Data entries
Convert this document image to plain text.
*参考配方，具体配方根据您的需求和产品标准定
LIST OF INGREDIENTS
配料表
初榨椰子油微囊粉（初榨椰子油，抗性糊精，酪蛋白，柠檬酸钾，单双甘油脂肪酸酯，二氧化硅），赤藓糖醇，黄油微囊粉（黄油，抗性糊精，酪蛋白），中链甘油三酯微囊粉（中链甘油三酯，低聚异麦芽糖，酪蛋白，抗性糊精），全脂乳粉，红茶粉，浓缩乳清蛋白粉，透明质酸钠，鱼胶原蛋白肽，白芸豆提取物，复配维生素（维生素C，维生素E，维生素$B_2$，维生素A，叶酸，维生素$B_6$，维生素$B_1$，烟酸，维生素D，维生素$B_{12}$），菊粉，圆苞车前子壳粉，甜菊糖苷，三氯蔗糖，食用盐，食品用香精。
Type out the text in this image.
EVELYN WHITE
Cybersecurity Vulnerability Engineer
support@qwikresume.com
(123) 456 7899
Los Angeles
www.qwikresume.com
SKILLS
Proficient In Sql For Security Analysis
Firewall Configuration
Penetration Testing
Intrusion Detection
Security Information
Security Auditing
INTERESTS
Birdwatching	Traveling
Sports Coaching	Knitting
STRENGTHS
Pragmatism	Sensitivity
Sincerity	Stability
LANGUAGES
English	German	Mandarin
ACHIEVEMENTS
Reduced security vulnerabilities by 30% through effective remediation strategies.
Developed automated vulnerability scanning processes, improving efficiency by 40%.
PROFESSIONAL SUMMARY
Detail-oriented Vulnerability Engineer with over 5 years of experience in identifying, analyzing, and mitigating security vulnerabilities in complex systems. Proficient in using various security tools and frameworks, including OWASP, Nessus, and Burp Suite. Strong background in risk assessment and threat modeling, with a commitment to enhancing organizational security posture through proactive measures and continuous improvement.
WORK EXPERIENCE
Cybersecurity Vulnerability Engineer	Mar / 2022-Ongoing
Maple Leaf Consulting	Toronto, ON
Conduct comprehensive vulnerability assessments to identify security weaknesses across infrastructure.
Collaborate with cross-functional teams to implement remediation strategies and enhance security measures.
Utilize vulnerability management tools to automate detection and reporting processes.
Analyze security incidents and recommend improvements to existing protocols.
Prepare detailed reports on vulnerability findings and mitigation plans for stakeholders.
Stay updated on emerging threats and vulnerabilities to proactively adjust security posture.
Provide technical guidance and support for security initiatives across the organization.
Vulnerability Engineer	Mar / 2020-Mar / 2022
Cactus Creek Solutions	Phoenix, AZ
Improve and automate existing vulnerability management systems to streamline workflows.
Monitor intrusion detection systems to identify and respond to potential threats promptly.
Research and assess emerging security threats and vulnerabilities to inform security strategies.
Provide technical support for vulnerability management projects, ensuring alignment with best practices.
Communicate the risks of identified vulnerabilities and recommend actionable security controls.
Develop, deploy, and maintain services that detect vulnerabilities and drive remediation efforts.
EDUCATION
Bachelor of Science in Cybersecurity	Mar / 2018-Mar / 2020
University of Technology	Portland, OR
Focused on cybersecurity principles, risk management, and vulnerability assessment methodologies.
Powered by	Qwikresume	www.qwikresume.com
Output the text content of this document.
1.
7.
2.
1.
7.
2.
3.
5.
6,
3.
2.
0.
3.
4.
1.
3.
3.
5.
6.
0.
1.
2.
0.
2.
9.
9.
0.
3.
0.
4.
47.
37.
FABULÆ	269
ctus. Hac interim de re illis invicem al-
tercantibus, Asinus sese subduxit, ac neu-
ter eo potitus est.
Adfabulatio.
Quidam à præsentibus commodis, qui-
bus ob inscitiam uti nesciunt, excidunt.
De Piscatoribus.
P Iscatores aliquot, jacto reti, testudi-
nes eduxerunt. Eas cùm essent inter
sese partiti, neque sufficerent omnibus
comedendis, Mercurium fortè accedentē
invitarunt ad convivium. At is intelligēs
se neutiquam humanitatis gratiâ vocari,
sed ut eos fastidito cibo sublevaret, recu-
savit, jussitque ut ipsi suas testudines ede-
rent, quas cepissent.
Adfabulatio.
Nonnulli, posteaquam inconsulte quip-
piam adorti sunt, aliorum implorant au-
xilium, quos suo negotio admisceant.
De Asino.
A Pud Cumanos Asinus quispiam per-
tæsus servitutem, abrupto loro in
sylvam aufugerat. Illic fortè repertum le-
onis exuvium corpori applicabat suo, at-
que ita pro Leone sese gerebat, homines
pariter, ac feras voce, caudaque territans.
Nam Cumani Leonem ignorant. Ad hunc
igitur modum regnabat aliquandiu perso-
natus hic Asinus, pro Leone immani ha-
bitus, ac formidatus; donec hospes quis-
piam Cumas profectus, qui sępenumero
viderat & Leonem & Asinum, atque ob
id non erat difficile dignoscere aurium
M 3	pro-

● SHORT TASK:
Reproduce the entries above in full by retyping them exactly.

● FULL ANSWER:
Convert this document image to plain text.
*参考配方，具体配方根据您的需求和产品标准定
LIST OF INGREDIENTS
配料表
初榨椰子油微囊粉（初榨椰子油，抗性糊精，酪蛋白，柠檬酸钾，单双甘油脂肪酸酯，二氧化硅），赤藓糖醇，黄油微囊粉（黄油，抗性糊精，酪蛋白），中链甘油三酯微囊粉（中链甘油三酯，低聚异麦芽糖，酪蛋白，抗性糊精），全脂乳粉，红茶粉，浓缩乳清蛋白粉，透明质酸钠，鱼胶原蛋白肽，白芸豆提取物，复配维生素（维生素C，维生素E，维生素$B_2$，维生素A，叶酸，维生素$B_6$，维生素$B_1$，烟酸，维生素D，维生素$B_{12}$），菊粉，圆苞车前子壳粉，甜菊糖苷，三氯蔗糖，食用盐，食品用香精。
Type out the text in this image.
EVELYN WHITE
Cybersecurity Vulnerability Engineer
support@qwikresume.com
(123) 456 7899
Los Angeles
www.qwikresume.com
SKILLS
Proficient In Sql For Security Analysis
Firewall Configuration
Penetration Testing
Intrusion Detection
Security Information
Security Auditing
INTERESTS
Birdwatching	Traveling
Sports Coaching	Knitting
STRENGTHS
Pragmatism	Sensitivity
Sincerity	Stability
LANGUAGES
English	German	Mandarin
ACHIEVEMENTS
Reduced security vulnerabilities by 30% through effective remediation strategies.
Developed automated vulnerability scanning processes, improving efficiency by 40%.
PROFESSIONAL SUMMARY
Detail-oriented Vulnerability Engineer with over 5 years of experience in identifying, analyzing, and mitigating security vulnerabilities in complex systems. Proficient in using various security tools and frameworks, including OWASP, Nessus, and Burp Suite. Strong background in risk assessment and threat modeling, with a commitment to enhancing organizational security posture through proactive measures and continuous improvement.
WORK EXPERIENCE
Cybersecurity Vulnerability Engineer	Mar / 2022-Ongoing
Maple Leaf Consulting	Toronto, ON
Conduct comprehensive vulnerability assessments to identify security weaknesses across infrastructure.
Collaborate with cross-functional teams to implement remediation strategies and enhance security measures.
Utilize vulnerability management tools to automate detection and reporting processes.
Analyze security incidents and recommend improvements to existing protocols.
Prepare detailed reports on vulnerability findings and mitigation plans for stakeholders.
Stay updated on emerging threats and vulnerabilities to proactively adjust security posture.
Provide technical guidance and support for security initiatives across the organization.
Vulnerability Engineer	Mar / 2020-Mar / 2022
Cactus Creek Solutions	Phoenix, AZ
Improve and automate existing vulnerability management systems to streamline workflows.
Monitor intrusion detection systems to identify and respond to potential threats promptly.
Research and assess emerging security threats and vulnerabilities to inform security strategies.
Provide technical support for vulnerability management projects, ensuring alignment with best practices.
Communicate the risks of identified vulnerabilities and recommend actionable security controls.
Develop, deploy, and maintain services that detect vulnerabilities and drive remediation efforts.
EDUCATION
Bachelor of Science in Cybersecurity	Mar / 2018-Mar / 2020
University of Technology	Portland, OR
Focused on cybersecurity principles, risk management, and vulnerability assessment methodologies.
Powered by	Qwikresume	www.qwikresume.com
Output the text content of this document.
1.
7.
2.
1.
7.
2.
3.
5.
6,
3.
2.
0.
3.
4.
1.
3.
3.
5.
6.
0.
1.
2.
0.
2.
9.
9.
0.
3.
0.
4.
47.
37.
FABULÆ	269
ctus. Hac interim de re illis invicem al-
tercantibus, Asinus sese subduxit, ac neu-
ter eo potitus est.
Adfabulatio.
Quidam à præsentibus commodis, qui-
bus ob inscitiam uti nesciunt, excidunt.
De Piscatoribus.
P Iscatores aliquot, jacto reti, testudi-
nes eduxerunt. Eas cùm essent inter
sese partiti, neque sufficerent omnibus
comedendis, Mercurium fortè accedentē
invitarunt ad convivium. At is intelligēs
se neutiquam humanitatis gratiâ vocari,
sed ut eos fastidito cibo sublevaret, recu-
savit, jussitque ut ipsi suas testudines ede-
rent, quas cepissent.
Adfabulatio.
Nonnulli, posteaquam inconsulte quip-
piam adorti sunt, aliorum implorant au-
xilium, quos suo negotio admisceant.
De Asino.
A Pud Cumanos Asinus quispiam per-
tæsus servitutem, abrupto loro in
sylvam aufugerat. Illic fortè repertum le-
onis exuvium corpori applicabat suo, at-
que ita pro Leone sese gerebat, homines
pariter, ac feras voce, caudaque territans.
Nam Cumani Leonem ignorant. Ad hunc
igitur modum regnabat aliquandiu perso-
natus hic Asinus, pro Leone immani ha-
bitus, ac formidatus; donec hospes quis-
piam Cumas profectus, qui sępenumero
viderat & Leonem & Asinum, atque ob
id non erat difficile dignoscere aurium
M 3	pro-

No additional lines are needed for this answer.